AIM OF THE EXERCISE: Check every line below for the word "doesn" and copy the ones that have it.

---------- STORED ROWS

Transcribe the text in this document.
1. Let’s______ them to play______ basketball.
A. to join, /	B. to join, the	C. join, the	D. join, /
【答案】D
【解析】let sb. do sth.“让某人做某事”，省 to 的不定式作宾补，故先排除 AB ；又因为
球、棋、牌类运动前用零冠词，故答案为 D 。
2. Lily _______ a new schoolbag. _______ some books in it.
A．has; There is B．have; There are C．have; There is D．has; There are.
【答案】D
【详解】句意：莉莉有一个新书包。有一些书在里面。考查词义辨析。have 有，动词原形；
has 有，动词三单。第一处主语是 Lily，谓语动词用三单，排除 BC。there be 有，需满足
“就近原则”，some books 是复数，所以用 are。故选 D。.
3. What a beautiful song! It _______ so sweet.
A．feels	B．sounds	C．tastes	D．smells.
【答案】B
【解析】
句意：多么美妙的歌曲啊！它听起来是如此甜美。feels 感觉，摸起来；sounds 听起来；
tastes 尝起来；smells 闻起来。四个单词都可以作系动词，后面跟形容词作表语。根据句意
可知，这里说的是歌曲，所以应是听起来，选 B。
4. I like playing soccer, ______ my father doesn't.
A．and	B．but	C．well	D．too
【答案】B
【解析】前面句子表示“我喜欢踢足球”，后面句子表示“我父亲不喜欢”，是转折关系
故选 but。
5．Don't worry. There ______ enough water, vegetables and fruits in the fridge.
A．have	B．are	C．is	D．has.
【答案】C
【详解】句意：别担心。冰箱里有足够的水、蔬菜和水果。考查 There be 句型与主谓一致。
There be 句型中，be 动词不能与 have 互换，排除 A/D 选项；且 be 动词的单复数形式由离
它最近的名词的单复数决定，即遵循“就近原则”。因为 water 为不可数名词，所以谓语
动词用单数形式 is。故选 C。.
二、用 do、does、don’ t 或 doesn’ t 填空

--------------------

COMPLETE RESPONSE:
4. I like playing soccer, ______ my father doesn't.
二、用 do、does、don’ t 或 doesn’ t 填空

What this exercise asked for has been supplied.